**TASK PROMPT**: Retype the whole listing below, character for character.

**RECORDS FOR PROCESSING**:
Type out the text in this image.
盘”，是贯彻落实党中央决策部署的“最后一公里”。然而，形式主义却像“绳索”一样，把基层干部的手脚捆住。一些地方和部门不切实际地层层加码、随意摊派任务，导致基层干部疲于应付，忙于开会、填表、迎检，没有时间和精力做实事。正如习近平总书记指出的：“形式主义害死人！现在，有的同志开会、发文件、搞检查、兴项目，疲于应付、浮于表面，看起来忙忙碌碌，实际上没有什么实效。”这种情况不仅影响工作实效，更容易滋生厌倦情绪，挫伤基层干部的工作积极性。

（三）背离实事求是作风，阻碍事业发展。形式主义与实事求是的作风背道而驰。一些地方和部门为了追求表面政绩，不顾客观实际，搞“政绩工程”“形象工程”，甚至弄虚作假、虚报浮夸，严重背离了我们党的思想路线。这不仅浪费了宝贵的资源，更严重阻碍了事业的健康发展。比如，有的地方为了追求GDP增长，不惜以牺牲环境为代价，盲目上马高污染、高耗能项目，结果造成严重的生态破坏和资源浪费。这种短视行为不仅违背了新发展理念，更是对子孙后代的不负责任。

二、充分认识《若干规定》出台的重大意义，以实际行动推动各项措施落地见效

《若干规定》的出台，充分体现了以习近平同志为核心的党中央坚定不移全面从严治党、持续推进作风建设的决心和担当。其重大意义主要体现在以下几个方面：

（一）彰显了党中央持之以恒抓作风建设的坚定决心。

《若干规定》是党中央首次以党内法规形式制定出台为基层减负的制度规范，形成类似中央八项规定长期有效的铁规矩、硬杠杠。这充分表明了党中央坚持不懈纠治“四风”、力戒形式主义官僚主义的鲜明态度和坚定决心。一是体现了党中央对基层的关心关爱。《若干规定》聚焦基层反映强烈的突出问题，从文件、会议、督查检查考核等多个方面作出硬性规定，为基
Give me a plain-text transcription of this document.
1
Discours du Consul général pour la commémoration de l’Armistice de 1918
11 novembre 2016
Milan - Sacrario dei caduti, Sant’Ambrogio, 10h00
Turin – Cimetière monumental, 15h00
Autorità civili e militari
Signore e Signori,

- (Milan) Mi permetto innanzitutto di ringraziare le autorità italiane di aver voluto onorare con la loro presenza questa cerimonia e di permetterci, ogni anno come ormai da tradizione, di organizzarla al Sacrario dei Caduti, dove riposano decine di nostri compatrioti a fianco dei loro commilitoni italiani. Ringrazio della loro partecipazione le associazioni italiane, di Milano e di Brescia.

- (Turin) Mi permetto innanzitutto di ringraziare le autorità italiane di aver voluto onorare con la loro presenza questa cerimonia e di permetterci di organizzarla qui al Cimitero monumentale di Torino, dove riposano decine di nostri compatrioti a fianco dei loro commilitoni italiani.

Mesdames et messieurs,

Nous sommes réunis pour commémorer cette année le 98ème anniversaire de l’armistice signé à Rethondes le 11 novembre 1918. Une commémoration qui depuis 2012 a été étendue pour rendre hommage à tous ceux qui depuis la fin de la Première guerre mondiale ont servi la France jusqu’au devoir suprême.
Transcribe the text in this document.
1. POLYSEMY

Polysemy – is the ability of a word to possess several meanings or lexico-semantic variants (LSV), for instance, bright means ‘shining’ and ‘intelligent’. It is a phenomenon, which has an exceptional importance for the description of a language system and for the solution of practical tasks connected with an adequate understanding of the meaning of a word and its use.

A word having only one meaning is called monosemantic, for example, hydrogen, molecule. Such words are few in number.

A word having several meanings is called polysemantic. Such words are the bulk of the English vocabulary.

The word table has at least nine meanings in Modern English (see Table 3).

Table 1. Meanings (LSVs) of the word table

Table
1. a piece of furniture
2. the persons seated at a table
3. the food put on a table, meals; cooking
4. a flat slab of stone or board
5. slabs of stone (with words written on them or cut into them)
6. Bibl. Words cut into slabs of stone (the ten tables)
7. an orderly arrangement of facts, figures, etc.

**FULL ANSWER**:
Type out the text in this image.
盘”，是贯彻落实党中央决策部署的“最后一公里”。然而，形式主义却像“绳索”一样，把基层干部的手脚捆住。一些地方和部门不切实际地层层加码、随意摊派任务，导致基层干部疲于应付，忙于开会、填表、迎检，没有时间和精力做实事。正如习近平总书记指出的：“形式主义害死人！现在，有的同志开会、发文件、搞检查、兴项目，疲于应付、浮于表面，看起来忙忙碌碌，实际上没有什么实效。”这种情况不仅影响工作实效，更容易滋生厌倦情绪，挫伤基层干部的工作积极性。

（三）背离实事求是作风，阻碍事业发展。形式主义与实事求是的作风背道而驰。一些地方和部门为了追求表面政绩，不顾客观实际，搞“政绩工程”“形象工程”，甚至弄虚作假、虚报浮夸，严重背离了我们党的思想路线。这不仅浪费了宝贵的资源，更严重阻碍了事业的健康发展。比如，有的地方为了追求GDP增长，不惜以牺牲环境为代价，盲目上马高污染、高耗能项目，结果造成严重的生态破坏和资源浪费。这种短视行为不仅违背了新发展理念，更是对子孙后代的不负责任。

二、充分认识《若干规定》出台的重大意义，以实际行动推动各项措施落地见效

《若干规定》的出台，充分体现了以习近平同志为核心的党中央坚定不移全面从严治党、持续推进作风建设的决心和担当。其重大意义主要体现在以下几个方面：

（一）彰显了党中央持之以恒抓作风建设的坚定决心。

《若干规定》是党中央首次以党内法规形式制定出台为基层减负的制度规范，形成类似中央八项规定长期有效的铁规矩、硬杠杠。这充分表明了党中央坚持不懈纠治“四风”、力戒形式主义官僚主义的鲜明态度和坚定决心。一是体现了党中央对基层的关心关爱。《若干规定》聚焦基层反映强烈的突出问题，从文件、会议、督查检查考核等多个方面作出硬性规定，为基
Give me a plain-text transcription of this document.
1
Discours du Consul général pour la commémoration de l’Armistice de 1918
11 novembre 2016
Milan - Sacrario dei caduti, Sant’Ambrogio, 10h00
Turin – Cimetière monumental, 15h00
Autorità civili e militari
Signore e Signori,

- (Milan) Mi permetto innanzitutto di ringraziare le autorità italiane di aver voluto onorare con la loro presenza questa cerimonia e di permetterci, ogni anno come ormai da tradizione, di organizzarla al Sacrario dei Caduti, dove riposano decine di nostri compatrioti a fianco dei loro commilitoni italiani. Ringrazio della loro partecipazione le associazioni italiane, di Milano e di Brescia.

- (Turin) Mi permetto innanzitutto di ringraziare le autorità italiane di aver voluto onorare con la loro presenza questa cerimonia e di permetterci di organizzarla qui al Cimitero monumentale di Torino, dove riposano decine di nostri compatrioti a fianco dei loro commilitoni italiani.

Mesdames et messieurs,

Nous sommes réunis pour commémorer cette année le 98ème anniversaire de l’armistice signé à Rethondes le 11 novembre 1918. Une commémoration qui depuis 2012 a été étendue pour rendre hommage à tous ceux qui depuis la fin de la Première guerre mondiale ont servi la France jusqu’au devoir suprême.
Transcribe the text in this document.
1. POLYSEMY

Polysemy – is the ability of a word to possess several meanings or lexico-semantic variants (LSV), for instance, bright means ‘shining’ and ‘intelligent’. It is a phenomenon, which has an exceptional importance for the description of a language system and for the solution of practical tasks connected with an adequate understanding of the meaning of a word and its use.

A word having only one meaning is called monosemantic, for example, hydrogen, molecule. Such words are few in number.

A word having several meanings is called polysemantic. Such words are the bulk of the English vocabulary.

The word table has at least nine meanings in Modern English (see Table 3).

Table 1. Meanings (LSVs) of the word table

Table
1. a piece of furniture
2. the persons seated at a table
3. the food put on a table, meals; cooking
4. a flat slab of stone or board
5. slabs of stone (with words written on them or cut into them)
6. Bibl. Words cut into slabs of stone (the ten tables)
7. an orderly arrangement of facts, figures, etc.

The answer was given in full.